DATA FOR THE TASK:
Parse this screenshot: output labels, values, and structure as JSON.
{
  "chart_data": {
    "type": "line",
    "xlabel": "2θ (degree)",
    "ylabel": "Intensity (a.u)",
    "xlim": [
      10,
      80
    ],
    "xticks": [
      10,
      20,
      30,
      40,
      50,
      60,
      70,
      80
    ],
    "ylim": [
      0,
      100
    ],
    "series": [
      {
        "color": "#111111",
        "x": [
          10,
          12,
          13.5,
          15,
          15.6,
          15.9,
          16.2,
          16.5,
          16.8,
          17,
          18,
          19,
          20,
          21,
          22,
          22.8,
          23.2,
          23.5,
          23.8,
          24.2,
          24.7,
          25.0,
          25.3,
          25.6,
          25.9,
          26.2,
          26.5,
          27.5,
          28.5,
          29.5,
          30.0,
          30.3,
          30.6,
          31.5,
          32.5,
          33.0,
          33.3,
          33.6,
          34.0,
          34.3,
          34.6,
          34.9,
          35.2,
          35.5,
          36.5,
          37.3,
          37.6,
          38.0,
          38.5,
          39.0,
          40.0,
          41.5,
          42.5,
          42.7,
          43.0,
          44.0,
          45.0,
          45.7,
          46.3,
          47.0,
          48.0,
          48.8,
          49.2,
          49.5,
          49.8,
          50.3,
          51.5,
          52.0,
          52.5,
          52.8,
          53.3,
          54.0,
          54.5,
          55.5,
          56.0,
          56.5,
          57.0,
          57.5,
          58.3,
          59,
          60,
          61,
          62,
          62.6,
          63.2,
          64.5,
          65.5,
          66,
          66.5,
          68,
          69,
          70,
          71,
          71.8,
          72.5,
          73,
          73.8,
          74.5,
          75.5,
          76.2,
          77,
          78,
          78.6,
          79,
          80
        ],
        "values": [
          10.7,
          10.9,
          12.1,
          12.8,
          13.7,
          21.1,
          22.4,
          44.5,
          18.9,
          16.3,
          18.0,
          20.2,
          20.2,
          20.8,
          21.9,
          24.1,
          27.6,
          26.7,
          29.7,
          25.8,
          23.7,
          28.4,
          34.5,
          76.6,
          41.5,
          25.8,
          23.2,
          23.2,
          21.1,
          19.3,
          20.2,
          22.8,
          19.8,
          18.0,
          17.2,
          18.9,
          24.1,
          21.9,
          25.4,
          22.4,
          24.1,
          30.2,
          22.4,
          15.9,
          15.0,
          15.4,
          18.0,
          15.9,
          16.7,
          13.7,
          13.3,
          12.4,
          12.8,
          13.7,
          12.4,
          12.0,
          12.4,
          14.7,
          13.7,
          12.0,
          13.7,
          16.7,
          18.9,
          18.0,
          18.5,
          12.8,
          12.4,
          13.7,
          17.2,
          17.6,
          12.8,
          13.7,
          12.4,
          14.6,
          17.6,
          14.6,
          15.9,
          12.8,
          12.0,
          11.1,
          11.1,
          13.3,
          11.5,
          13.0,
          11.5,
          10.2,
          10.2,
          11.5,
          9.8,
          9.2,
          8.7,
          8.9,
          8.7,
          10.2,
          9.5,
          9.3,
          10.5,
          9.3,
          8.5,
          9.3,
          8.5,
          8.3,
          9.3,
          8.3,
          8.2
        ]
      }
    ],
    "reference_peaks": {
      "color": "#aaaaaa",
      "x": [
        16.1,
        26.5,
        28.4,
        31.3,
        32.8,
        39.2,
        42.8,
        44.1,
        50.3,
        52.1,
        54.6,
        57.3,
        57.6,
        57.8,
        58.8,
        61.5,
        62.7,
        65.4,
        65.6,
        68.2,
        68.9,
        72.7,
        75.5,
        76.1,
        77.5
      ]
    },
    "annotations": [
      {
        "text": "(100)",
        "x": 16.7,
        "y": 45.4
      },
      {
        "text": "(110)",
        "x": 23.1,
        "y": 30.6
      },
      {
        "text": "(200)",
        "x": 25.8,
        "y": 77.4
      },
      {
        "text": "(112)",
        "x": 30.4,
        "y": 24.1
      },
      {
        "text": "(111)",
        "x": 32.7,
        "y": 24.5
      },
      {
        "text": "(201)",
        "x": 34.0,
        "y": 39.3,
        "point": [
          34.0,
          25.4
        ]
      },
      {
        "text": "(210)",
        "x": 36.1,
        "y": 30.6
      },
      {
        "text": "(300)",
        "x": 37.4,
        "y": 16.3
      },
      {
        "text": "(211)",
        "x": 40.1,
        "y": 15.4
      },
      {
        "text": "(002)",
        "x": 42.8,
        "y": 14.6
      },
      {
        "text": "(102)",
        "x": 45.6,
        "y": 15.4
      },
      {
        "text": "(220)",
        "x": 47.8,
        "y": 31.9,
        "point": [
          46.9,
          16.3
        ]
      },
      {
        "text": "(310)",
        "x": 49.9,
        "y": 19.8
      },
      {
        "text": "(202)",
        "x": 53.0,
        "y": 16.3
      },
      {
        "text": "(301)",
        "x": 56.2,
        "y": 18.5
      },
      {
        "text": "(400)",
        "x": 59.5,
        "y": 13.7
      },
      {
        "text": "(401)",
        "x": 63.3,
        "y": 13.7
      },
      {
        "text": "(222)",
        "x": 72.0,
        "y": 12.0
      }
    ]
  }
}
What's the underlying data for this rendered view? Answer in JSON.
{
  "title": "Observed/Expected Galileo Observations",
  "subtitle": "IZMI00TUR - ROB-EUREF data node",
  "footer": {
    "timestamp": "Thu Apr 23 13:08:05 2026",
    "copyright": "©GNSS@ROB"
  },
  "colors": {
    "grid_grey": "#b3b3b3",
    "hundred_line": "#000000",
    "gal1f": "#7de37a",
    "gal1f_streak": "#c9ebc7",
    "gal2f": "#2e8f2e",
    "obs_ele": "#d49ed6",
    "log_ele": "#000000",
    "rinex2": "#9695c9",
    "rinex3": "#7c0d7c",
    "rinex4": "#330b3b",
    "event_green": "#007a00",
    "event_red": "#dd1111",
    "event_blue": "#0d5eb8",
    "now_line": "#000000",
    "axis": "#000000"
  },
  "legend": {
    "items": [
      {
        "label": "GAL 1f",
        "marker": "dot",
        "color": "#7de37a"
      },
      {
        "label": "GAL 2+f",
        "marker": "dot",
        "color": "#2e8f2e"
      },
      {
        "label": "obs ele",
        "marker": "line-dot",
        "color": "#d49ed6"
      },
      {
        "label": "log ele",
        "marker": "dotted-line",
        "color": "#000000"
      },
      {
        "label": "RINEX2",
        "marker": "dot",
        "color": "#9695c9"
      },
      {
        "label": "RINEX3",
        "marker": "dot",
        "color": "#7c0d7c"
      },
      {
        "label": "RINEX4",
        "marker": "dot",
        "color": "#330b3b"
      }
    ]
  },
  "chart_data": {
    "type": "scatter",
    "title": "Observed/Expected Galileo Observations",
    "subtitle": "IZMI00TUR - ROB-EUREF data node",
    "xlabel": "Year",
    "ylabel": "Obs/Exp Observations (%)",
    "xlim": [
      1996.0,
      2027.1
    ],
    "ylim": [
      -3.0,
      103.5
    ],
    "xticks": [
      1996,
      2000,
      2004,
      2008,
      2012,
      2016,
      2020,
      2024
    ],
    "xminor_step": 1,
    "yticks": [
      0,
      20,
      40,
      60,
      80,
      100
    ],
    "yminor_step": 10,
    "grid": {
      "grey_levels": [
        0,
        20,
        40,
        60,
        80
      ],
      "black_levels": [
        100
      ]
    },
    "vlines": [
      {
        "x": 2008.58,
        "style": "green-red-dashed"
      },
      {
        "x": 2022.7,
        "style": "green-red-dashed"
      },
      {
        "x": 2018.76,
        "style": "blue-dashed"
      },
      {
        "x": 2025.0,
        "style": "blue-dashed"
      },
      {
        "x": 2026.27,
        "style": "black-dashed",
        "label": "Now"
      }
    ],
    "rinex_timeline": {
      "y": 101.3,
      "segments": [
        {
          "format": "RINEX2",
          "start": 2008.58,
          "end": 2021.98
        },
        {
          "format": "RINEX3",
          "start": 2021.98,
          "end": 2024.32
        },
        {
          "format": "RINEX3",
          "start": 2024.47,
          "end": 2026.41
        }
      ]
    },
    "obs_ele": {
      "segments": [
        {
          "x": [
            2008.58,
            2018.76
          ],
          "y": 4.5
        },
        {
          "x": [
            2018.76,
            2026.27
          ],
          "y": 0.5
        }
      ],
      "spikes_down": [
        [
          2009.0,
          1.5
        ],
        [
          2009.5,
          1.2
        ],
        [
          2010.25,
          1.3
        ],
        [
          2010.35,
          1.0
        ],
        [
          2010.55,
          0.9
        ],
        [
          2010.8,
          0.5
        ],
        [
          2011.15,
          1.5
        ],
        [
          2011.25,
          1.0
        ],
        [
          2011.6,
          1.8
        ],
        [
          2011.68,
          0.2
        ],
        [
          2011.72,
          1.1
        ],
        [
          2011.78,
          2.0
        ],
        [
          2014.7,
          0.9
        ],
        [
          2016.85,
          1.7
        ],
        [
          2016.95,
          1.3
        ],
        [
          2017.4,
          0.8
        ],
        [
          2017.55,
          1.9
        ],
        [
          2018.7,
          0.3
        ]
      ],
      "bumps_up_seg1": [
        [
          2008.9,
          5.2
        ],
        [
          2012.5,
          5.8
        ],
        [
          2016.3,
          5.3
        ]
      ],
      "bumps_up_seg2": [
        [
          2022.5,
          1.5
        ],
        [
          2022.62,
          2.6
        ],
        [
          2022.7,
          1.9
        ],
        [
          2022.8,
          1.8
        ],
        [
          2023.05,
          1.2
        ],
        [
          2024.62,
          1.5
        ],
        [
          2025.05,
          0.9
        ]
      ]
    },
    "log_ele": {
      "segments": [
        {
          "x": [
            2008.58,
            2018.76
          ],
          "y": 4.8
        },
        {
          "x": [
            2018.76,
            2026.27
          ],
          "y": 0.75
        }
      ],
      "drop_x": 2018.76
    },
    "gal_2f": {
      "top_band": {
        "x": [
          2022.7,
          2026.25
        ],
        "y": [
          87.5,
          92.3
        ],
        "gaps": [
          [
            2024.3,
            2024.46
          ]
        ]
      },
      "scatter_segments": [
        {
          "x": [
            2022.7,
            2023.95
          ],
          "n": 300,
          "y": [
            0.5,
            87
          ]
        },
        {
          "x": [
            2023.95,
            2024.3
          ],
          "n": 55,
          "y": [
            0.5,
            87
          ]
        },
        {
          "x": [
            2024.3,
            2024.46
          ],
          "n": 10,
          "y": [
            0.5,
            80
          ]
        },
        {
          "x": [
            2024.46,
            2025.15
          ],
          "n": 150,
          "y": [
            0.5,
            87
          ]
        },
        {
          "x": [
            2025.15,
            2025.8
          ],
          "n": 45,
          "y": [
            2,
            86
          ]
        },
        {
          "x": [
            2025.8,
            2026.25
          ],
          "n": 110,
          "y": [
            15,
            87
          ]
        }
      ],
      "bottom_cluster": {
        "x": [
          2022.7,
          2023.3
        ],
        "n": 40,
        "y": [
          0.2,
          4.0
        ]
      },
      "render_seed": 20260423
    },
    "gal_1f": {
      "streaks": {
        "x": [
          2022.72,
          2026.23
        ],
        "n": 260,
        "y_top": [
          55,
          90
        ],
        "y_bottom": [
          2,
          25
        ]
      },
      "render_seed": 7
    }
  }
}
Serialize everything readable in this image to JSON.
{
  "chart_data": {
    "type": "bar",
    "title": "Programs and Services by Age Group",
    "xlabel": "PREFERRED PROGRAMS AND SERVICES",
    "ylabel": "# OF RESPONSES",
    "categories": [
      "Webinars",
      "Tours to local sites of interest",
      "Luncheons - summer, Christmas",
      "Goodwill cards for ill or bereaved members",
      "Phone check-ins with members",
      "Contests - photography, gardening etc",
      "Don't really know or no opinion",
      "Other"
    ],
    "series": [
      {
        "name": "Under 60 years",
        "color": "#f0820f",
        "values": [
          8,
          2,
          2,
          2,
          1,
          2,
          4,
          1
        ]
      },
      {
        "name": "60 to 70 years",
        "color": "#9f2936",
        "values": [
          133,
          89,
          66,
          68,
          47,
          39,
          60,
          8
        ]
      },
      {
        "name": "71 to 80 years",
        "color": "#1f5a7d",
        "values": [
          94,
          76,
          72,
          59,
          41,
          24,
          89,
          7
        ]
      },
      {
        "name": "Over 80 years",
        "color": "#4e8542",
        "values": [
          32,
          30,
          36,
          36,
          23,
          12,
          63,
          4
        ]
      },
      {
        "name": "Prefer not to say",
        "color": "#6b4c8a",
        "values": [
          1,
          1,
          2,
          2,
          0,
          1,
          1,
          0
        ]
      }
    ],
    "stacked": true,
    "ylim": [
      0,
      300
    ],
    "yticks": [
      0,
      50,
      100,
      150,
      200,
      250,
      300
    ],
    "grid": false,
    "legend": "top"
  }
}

PROBLEM DESCRIPTION:
Search the data for "name". Copy every line that has it.

ANSWER TO THE PROBLEM:
        "name": "Under 60 years",
        "name": "60 to 70 years",
        "name": "71 to 80 years",
        "name": "Over 80 years",
        "name": "Prefer not to say",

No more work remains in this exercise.